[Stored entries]
================
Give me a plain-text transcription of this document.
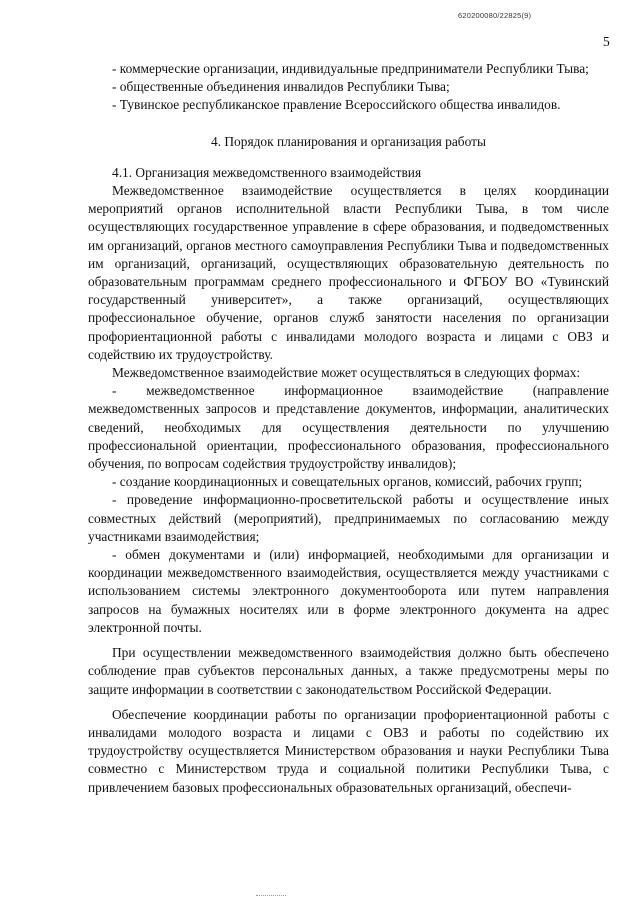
620200080/22825(9)
5

- коммерческие организации, индивидуальные предприниматели Республики Тыва;

- общественные объединения инвалидов Республики Тыва;

- Тувинское республиканское правление Всероссийского общества инвалидов.

4. Порядок планирования и организация работы

4.1. Организация межведомственного взаимодействия

Межведомственное взаимодействие осуществляется в целях координации мероприятий органов исполнительной власти Республики Тыва, в том числе осуществляющих государственное управление в сфере образования, и подведомственных им организаций, органов местного самоуправления Республики Тыва и подведомственных им организаций, организаций, осуществляющих образовательную деятельность по образовательным программам среднего профессионального и ФГБОУ ВО «Тувинский государственный университет», а также организаций, осуществляющих профессиональное обучение, органов служб занятости населения по организации профориентационной работы с инвалидами молодого возраста и лицами с ОВЗ и содействию их трудоустройству.

Межведомственное взаимодействие может осуществляться в следующих формах:

- межведомственное информационное взаимодействие (направление межведомственных запросов и представление документов, информации, аналитических сведений, необходимых для осуществления деятельности по улучшению профессиональной ориентации, профессионального образования, профессионального обучения, по вопросам содействия трудоустройству инвалидов);

- создание координационных и совещательных органов, комиссий, рабочих групп;

- проведение информационно-просветительской работы и осуществление иных совместных действий (мероприятий), предпринимаемых по согласованию между участниками взаимодействия;

- обмен документами и (или) информацией, необходимыми для организации и координации межведомственного взаимодействия, осуществляется между участниками с использованием системы электронного документооборота или путем направления запросов на бумажных носителях или в форме электронного документа на адрес электронной почты.

При осуществлении межведомственного взаимодействия должно быть обеспечено соблюдение прав субъектов персональных данных, а также предусмотрены меры по защите информации в соответствии с законодательством Российской Федерации.

Обеспечение координации работы по организации профориентационной работы с инвалидами молодого возраста и лицами с ОВЗ и работы по содействию их трудоустройству осуществляется Министерством образования и науки Республики Тыва совместно с Министерством труда и социальной политики Республики Тыва, с привлечением базовых профессиональных образовательных организаций, обеспечи-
================
## EXERCISE DETAILS
Copy the material above in full and exactly, skipping pictures.

## OUTPUT FOR THIS EXERCISE
Give me a plain-text transcription of this document.
620200080/22825(9)
5

- коммерческие организации, индивидуальные предприниматели Республики Тыва;

- общественные объединения инвалидов Республики Тыва;

- Тувинское республиканское правление Всероссийского общества инвалидов.

4. Порядок планирования и организация работы

4.1. Организация межведомственного взаимодействия

Межведомственное взаимодействие осуществляется в целях координации мероприятий органов исполнительной власти Республики Тыва, в том числе осуществляющих государственное управление в сфере образования, и подведомственных им организаций, органов местного самоуправления Республики Тыва и подведомственных им организаций, организаций, осуществляющих образовательную деятельность по образовательным программам среднего профессионального и ФГБОУ ВО «Тувинский государственный университет», а также организаций, осуществляющих профессиональное обучение, органов служб занятости населения по организации профориентационной работы с инвалидами молодого возраста и лицами с ОВЗ и содействию их трудоустройству.

Межведомственное взаимодействие может осуществляться в следующих формах:

- межведомственное информационное взаимодействие (направление межведомственных запросов и представление документов, информации, аналитических сведений, необходимых для осуществления деятельности по улучшению профессиональной ориентации, профессионального образования, профессионального обучения, по вопросам содействия трудоустройству инвалидов);

- создание координационных и совещательных органов, комиссий, рабочих групп;

- проведение информационно-просветительской работы и осуществление иных совместных действий (мероприятий), предпринимаемых по согласованию между участниками взаимодействия;

- обмен документами и (или) информацией, необходимыми для организации и координации межведомственного взаимодействия, осуществляется между участниками с использованием системы электронного документооборота или путем направления запросов на бумажных носителях или в форме электронного документа на адрес электронной почты.

При осуществлении межведомственного взаимодействия должно быть обеспечено соблюдение прав субъектов персональных данных, а также предусмотрены меры по защите информации в соответствии с законодательством Российской Федерации.

Обеспечение координации работы по организации профориентационной работы с инвалидами молодого возраста и лицами с ОВЗ и работы по содействию их трудоустройству осуществляется Министерством образования и науки Республики Тыва совместно с Министерством труда и социальной политики Республики Тыва, с привлечением базовых профессиональных образовательных организаций, обеспечи-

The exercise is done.